▶ [EXERCISE TEXT]:
This led to a second failure: the lumping of anyone who did not embrace this agenda into a unified “basket of deplorables” motivated exclusively by vile prejudice. Viewed through the prism of identity, the rainbow coalition’s failure to win power could only be understood as a “racist whitelash”, signifying the existence of a terrible counter-force, prompting widespread denunciation of “white people” and truly hysterical claims that a fascist regime was now in power. In reality, as we explained at the time, there is no way that a “whitelash” could explain Trump’s election, and the administration’s subsequent disarray and disintegration – the only legislation Trump has signed being additional sanctions on Russia, which he had opposed prior to his election – signify gross ineptitude, not an authoritarian regime – still less a fascist one. In this fevered atmosphere it is easy to see how 500 losers are hysterically misinterpreted as representing a much bigger force in American society.

A hysterical campaign against “fascism” is not only a major distraction, it will only compound the left’s problems. All the objective evidence shows that there is actually no need to persuade the vast majority of Americans of liberal principles of equality. They already agree. When everyone from Mitt Romney to Bernie Sanders agree with you, you are kicking at an open door, and that suggests you are in the wrong house.

▶ [DATA TO EXAMINE]:

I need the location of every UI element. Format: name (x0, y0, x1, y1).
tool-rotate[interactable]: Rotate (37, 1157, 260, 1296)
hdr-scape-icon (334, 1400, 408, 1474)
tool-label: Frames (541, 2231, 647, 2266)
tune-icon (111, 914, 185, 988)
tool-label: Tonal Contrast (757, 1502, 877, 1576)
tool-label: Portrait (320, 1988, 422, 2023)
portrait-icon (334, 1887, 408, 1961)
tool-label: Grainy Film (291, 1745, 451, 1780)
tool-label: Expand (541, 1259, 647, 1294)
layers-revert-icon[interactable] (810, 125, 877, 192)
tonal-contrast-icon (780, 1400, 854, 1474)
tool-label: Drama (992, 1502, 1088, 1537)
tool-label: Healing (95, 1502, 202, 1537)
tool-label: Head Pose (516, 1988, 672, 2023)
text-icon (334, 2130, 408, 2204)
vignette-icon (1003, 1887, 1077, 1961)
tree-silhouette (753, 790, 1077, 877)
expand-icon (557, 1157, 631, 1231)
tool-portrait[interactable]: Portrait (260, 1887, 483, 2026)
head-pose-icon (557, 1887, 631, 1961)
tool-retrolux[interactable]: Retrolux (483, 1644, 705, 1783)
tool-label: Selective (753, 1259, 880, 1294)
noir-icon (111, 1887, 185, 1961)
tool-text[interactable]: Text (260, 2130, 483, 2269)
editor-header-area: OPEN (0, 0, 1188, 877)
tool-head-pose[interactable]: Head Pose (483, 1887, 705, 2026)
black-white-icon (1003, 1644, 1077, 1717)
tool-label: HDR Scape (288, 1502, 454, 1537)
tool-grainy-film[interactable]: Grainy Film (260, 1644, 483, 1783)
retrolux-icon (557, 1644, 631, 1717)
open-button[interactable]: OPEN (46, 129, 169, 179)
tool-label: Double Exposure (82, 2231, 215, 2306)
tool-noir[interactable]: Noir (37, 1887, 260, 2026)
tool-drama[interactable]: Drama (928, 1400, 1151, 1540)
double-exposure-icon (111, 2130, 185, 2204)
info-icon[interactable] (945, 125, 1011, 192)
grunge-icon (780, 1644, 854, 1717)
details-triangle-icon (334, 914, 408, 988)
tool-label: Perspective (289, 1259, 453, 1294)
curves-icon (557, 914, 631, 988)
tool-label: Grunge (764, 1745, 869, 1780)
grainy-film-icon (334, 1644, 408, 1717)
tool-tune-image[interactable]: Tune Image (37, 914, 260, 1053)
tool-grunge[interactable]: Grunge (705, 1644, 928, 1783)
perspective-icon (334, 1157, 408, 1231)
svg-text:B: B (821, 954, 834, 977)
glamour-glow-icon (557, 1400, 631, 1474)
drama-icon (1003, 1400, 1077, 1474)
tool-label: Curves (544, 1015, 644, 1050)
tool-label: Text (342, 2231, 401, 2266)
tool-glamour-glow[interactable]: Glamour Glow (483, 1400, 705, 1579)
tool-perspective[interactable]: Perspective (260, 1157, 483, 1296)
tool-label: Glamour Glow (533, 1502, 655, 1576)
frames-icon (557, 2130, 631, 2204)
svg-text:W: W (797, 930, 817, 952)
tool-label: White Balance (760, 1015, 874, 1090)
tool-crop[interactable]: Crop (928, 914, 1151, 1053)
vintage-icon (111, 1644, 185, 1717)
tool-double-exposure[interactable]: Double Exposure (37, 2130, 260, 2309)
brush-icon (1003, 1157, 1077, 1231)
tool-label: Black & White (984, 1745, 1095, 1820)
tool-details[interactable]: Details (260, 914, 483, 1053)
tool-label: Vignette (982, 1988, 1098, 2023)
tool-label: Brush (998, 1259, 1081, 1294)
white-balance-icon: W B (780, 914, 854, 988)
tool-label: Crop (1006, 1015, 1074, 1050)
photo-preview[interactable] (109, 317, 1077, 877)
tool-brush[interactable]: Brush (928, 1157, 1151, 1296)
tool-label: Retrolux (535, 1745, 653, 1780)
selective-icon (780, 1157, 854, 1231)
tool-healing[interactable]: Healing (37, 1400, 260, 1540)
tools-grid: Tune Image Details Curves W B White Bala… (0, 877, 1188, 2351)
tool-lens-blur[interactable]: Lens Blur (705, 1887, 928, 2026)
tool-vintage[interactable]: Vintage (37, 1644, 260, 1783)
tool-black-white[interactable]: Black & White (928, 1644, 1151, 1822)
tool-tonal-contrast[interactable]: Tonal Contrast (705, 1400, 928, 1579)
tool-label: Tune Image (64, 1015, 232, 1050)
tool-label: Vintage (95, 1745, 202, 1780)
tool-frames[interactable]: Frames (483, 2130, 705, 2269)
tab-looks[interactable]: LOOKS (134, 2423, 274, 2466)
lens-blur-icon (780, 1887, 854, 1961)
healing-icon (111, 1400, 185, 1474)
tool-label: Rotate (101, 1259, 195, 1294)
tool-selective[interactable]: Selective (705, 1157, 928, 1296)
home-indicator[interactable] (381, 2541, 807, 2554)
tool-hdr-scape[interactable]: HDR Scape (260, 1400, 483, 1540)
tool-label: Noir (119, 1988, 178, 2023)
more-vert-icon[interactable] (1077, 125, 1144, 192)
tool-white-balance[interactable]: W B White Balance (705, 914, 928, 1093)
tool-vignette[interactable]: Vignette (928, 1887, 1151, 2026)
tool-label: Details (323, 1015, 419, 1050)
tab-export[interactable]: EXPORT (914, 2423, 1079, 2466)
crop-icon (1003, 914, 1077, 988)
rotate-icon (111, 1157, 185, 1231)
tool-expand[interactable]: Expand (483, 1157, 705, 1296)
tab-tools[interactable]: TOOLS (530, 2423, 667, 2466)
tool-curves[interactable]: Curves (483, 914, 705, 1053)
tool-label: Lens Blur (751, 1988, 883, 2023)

▶ [ACTIONS TO TAKE]:
- 1) Decide whether each statement agrees with the passage on Trump's election, answering yes or no and quoting the words of the passage that settle it: (a) The only legislation Trump has signed is additional sanctions on Russia. (b) Most Americans still need to be persuaded of liberal principles of equality. (c) Trump supported sanctions on Russia before his election.
- 2) Rewrite the passage on Trump's election from "A hysterical campaign" to "the wrong house.", putting "most Americans" in place of "the vast majority of Americans".
The items play no part in this exercise.

▶ [WRITTEN RESPONSES]:
- 1)
(a) Yes: "the only legislation Trump has signed being additional sanctions on Russia"
(b) No: "there is actually no need to persuade the vast majority of Americans of liberal principles of equality. They already agree."
(c) No: "which he had opposed prior to his election"

- 2)
A hysterical campaign against “fascism” is not only a major distraction, it will only compound the left’s problems. All the objective evidence shows that there is actually no need to persuade most Americans of liberal principles of equality. They already agree. When everyone from Mitt Romney to Bernie Sanders agree with you, you are kicking at an open door, and that suggests you are in the wrong house.